DATA SHOWN:
--------------------------------

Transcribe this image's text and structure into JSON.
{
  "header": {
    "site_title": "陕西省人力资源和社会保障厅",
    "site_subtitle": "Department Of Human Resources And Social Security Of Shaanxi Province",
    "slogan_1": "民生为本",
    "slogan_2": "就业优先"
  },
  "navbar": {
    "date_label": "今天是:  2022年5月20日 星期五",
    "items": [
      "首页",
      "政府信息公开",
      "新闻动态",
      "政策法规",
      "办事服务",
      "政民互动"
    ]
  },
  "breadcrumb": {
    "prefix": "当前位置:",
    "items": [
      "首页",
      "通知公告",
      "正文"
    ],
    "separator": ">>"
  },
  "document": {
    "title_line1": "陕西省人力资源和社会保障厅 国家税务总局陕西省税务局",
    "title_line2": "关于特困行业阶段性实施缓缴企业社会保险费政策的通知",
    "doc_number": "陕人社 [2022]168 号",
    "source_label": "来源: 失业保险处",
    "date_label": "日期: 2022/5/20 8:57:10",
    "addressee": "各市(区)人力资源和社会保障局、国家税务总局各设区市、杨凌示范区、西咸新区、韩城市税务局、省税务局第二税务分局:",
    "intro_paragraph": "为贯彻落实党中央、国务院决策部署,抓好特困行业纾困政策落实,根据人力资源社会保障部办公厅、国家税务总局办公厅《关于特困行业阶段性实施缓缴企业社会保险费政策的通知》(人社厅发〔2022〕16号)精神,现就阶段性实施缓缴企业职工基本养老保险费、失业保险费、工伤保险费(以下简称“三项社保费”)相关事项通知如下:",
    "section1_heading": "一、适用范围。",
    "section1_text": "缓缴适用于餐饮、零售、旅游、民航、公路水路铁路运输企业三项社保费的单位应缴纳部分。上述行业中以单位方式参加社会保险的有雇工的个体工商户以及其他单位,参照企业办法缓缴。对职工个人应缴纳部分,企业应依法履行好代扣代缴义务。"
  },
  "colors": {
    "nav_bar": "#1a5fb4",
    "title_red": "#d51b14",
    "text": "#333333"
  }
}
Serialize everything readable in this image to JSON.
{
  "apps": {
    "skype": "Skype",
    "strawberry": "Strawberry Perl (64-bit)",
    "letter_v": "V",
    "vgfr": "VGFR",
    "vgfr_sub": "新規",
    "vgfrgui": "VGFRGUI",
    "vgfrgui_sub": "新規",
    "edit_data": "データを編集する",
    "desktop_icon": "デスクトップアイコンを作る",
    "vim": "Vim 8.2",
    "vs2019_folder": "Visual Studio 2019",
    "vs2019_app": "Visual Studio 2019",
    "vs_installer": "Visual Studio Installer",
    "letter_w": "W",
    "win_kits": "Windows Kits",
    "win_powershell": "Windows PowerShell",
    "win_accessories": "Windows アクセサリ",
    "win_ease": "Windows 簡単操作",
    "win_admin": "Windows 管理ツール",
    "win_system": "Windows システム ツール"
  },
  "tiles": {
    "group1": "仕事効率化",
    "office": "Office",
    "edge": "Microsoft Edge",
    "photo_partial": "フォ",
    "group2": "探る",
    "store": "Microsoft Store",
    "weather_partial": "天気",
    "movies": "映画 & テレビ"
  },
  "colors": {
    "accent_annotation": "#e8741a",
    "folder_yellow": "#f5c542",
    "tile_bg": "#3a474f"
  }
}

--------------------------------

AIM:
Copy out all of the records shown above exactly.

ANSWER BELOW:
Transcribe this image's text and structure into JSON.
{
  "header": {
    "site_title": "陕西省人力资源和社会保障厅",
    "site_subtitle": "Department Of Human Resources And Social Security Of Shaanxi Province",
    "slogan_1": "民生为本",
    "slogan_2": "就业优先"
  },
  "navbar": {
    "date_label": "今天是:  2022年5月20日 星期五",
    "items": [
      "首页",
      "政府信息公开",
      "新闻动态",
      "政策法规",
      "办事服务",
      "政民互动"
    ]
  },
  "breadcrumb": {
    "prefix": "当前位置:",
    "items": [
      "首页",
      "通知公告",
      "正文"
    ],
    "separator": ">>"
  },
  "document": {
    "title_line1": "陕西省人力资源和社会保障厅 国家税务总局陕西省税务局",
    "title_line2": "关于特困行业阶段性实施缓缴企业社会保险费政策的通知",
    "doc_number": "陕人社 [2022]168 号",
    "source_label": "来源: 失业保险处",
    "date_label": "日期: 2022/5/20 8:57:10",
    "addressee": "各市(区)人力资源和社会保障局、国家税务总局各设区市、杨凌示范区、西咸新区、韩城市税务局、省税务局第二税务分局:",
    "intro_paragraph": "为贯彻落实党中央、国务院决策部署,抓好特困行业纾困政策落实,根据人力资源社会保障部办公厅、国家税务总局办公厅《关于特困行业阶段性实施缓缴企业社会保险费政策的通知》(人社厅发〔2022〕16号)精神,现就阶段性实施缓缴企业职工基本养老保险费、失业保险费、工伤保险费(以下简称“三项社保费”)相关事项通知如下:",
    "section1_heading": "一、适用范围。",
    "section1_text": "缓缴适用于餐饮、零售、旅游、民航、公路水路铁路运输企业三项社保费的单位应缴纳部分。上述行业中以单位方式参加社会保险的有雇工的个体工商户以及其他单位,参照企业办法缓缴。对职工个人应缴纳部分,企业应依法履行好代扣代缴义务。"
  },
  "colors": {
    "nav_bar": "#1a5fb4",
    "title_red": "#d51b14",
    "text": "#333333"
  }
}
Serialize everything readable in this image to JSON.
{
  "apps": {
    "skype": "Skype",
    "strawberry": "Strawberry Perl (64-bit)",
    "letter_v": "V",
    "vgfr": "VGFR",
    "vgfr_sub": "新規",
    "vgfrgui": "VGFRGUI",
    "vgfrgui_sub": "新規",
    "edit_data": "データを編集する",
    "desktop_icon": "デスクトップアイコンを作る",
    "vim": "Vim 8.2",
    "vs2019_folder": "Visual Studio 2019",
    "vs2019_app": "Visual Studio 2019",
    "vs_installer": "Visual Studio Installer",
    "letter_w": "W",
    "win_kits": "Windows Kits",
    "win_powershell": "Windows PowerShell",
    "win_accessories": "Windows アクセサリ",
    "win_ease": "Windows 簡単操作",
    "win_admin": "Windows 管理ツール",
    "win_system": "Windows システム ツール"
  },
  "tiles": {
    "group1": "仕事効率化",
    "office": "Office",
    "edge": "Microsoft Edge",
    "photo_partial": "フォ",
    "group2": "探る",
    "store": "Microsoft Store",
    "weather_partial": "天気",
    "movies": "映画 & テレビ"
  },
  "colors": {
    "accent_annotation": "#e8741a",
    "folder_yellow": "#f5c542",
    "tile_bg": "#3a474f"
  }
}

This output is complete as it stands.